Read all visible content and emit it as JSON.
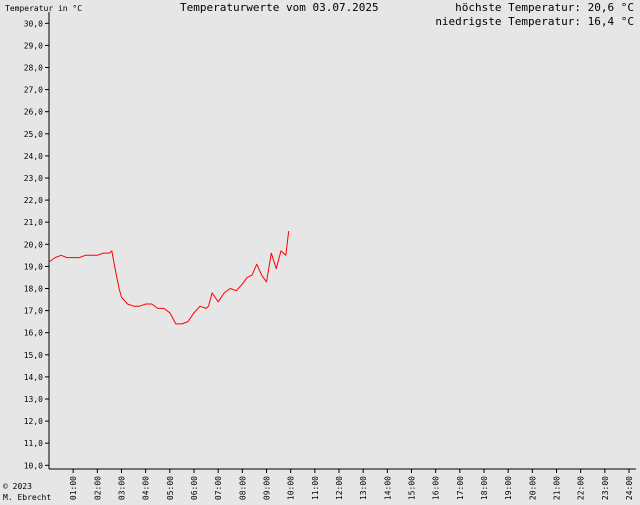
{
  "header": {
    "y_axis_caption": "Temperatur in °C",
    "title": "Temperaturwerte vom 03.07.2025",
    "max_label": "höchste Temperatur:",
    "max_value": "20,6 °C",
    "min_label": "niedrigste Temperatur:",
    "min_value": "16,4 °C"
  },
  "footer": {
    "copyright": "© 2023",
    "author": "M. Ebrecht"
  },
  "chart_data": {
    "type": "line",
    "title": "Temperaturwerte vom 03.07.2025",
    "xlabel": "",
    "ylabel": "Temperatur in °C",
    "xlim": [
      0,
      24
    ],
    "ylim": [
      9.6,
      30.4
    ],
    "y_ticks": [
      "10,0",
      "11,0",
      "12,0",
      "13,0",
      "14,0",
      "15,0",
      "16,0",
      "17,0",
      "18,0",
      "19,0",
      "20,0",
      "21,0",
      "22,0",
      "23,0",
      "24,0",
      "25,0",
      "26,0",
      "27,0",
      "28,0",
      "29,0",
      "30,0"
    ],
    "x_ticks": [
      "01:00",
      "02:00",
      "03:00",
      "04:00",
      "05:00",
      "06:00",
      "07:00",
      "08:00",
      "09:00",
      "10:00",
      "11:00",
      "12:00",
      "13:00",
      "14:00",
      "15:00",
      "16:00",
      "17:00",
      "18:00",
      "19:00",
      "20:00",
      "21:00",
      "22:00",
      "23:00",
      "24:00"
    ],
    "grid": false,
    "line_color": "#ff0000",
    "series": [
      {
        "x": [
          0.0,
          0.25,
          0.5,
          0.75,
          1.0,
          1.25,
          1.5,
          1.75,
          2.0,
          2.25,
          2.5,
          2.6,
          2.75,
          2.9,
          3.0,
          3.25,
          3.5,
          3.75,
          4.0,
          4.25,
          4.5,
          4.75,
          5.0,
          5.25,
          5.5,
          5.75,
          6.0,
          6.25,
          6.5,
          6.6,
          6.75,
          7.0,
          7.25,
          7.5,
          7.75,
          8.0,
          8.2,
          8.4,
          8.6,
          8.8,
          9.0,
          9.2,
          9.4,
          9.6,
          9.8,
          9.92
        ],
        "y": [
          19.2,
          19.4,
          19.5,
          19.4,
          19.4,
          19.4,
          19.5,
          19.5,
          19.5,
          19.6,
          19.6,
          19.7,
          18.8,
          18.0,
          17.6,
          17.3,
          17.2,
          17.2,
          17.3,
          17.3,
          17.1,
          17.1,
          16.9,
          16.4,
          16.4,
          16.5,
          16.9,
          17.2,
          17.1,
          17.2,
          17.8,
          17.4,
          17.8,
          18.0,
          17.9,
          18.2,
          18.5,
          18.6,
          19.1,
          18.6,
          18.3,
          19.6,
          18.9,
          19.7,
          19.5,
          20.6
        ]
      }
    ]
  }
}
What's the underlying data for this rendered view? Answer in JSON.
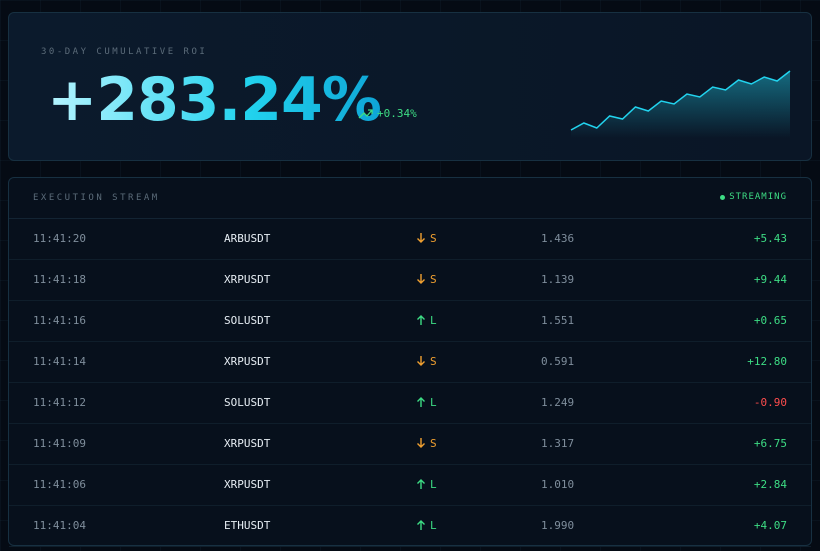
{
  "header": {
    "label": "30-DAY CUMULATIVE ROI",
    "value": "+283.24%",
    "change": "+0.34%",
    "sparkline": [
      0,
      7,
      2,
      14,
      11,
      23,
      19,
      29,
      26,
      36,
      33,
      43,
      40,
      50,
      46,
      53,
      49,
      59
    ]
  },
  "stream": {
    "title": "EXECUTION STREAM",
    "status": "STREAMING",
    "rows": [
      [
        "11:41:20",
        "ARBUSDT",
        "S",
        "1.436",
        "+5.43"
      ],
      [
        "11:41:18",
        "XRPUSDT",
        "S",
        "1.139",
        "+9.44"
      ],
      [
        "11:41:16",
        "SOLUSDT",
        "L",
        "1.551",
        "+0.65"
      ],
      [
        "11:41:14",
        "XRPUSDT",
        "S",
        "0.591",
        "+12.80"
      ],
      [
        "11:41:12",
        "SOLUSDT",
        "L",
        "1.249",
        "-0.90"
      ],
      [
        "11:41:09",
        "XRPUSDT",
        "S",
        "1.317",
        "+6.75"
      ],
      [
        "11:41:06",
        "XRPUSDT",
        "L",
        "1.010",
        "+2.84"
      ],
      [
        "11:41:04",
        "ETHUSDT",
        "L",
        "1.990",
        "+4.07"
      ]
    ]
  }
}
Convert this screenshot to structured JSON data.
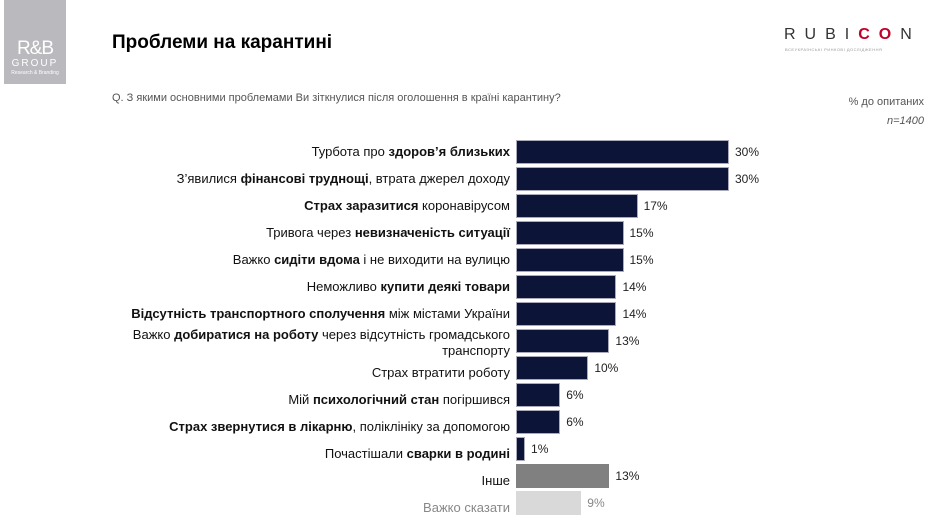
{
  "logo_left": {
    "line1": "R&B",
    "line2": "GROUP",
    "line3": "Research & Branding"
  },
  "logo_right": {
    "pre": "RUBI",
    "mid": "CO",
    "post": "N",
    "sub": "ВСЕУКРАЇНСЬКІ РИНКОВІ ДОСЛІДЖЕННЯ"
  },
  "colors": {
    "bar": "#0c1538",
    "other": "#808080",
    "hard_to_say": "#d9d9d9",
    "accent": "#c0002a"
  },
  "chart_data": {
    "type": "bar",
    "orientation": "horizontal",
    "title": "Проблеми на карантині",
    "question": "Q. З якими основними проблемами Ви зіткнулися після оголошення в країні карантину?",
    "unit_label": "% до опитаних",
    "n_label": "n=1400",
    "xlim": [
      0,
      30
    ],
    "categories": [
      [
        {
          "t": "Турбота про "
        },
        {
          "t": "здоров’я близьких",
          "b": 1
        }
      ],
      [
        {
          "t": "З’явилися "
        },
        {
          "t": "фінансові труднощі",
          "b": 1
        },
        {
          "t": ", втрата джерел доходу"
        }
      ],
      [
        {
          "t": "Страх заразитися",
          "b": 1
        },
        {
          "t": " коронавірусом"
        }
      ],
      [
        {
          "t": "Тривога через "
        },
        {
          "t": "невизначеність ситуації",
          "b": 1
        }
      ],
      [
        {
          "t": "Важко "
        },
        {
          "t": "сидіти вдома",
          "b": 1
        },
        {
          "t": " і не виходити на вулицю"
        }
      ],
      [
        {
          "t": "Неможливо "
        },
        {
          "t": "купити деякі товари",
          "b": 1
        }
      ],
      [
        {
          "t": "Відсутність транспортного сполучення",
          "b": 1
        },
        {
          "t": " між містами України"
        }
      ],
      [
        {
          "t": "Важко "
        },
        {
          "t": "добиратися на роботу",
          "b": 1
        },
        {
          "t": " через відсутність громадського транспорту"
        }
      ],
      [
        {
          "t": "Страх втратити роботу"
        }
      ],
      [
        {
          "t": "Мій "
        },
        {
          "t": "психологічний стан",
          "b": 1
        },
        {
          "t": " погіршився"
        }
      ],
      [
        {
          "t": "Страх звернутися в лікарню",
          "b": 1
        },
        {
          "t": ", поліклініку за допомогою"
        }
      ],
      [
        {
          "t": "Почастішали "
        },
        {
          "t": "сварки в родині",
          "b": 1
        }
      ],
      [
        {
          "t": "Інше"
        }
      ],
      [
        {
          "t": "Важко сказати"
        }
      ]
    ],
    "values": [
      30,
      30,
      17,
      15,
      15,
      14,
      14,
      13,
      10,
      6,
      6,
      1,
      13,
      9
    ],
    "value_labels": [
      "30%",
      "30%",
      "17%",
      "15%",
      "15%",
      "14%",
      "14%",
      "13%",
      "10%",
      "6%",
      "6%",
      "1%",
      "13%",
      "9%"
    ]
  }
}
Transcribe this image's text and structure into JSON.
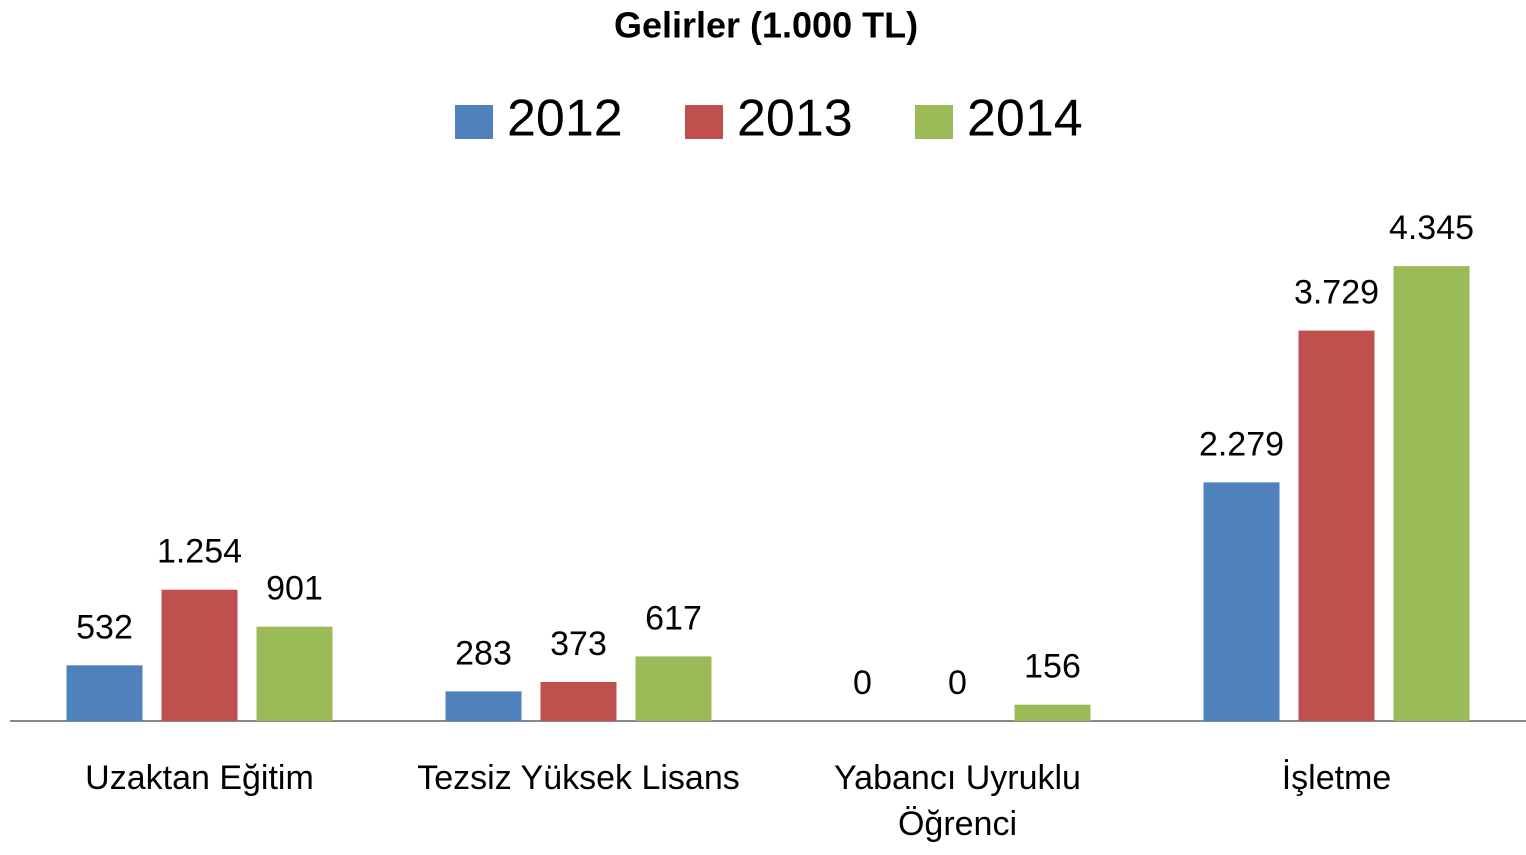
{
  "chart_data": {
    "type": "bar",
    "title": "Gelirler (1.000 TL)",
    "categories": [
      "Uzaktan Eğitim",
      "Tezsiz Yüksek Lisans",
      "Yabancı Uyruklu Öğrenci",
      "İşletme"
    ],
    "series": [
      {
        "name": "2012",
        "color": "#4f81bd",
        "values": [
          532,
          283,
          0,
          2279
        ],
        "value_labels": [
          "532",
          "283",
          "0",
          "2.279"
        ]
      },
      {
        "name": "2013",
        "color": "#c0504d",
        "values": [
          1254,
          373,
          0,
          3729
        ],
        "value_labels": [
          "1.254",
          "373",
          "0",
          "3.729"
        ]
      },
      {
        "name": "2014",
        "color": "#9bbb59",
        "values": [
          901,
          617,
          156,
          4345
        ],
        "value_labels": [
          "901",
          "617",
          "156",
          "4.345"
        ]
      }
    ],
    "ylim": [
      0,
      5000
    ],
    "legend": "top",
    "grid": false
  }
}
+ + + +
* REQUIRED WORK
Search the preceding listing for the word "JSON" and pull out every line that holds it.

* EXERCISE SOLUTION
Read all visible content and emit it as JSON.
What's the underlying data for this rendered view? Answer in JSON.
Convert this screenshot to structured JSON data.
Transcribe this image's text and structure into JSON.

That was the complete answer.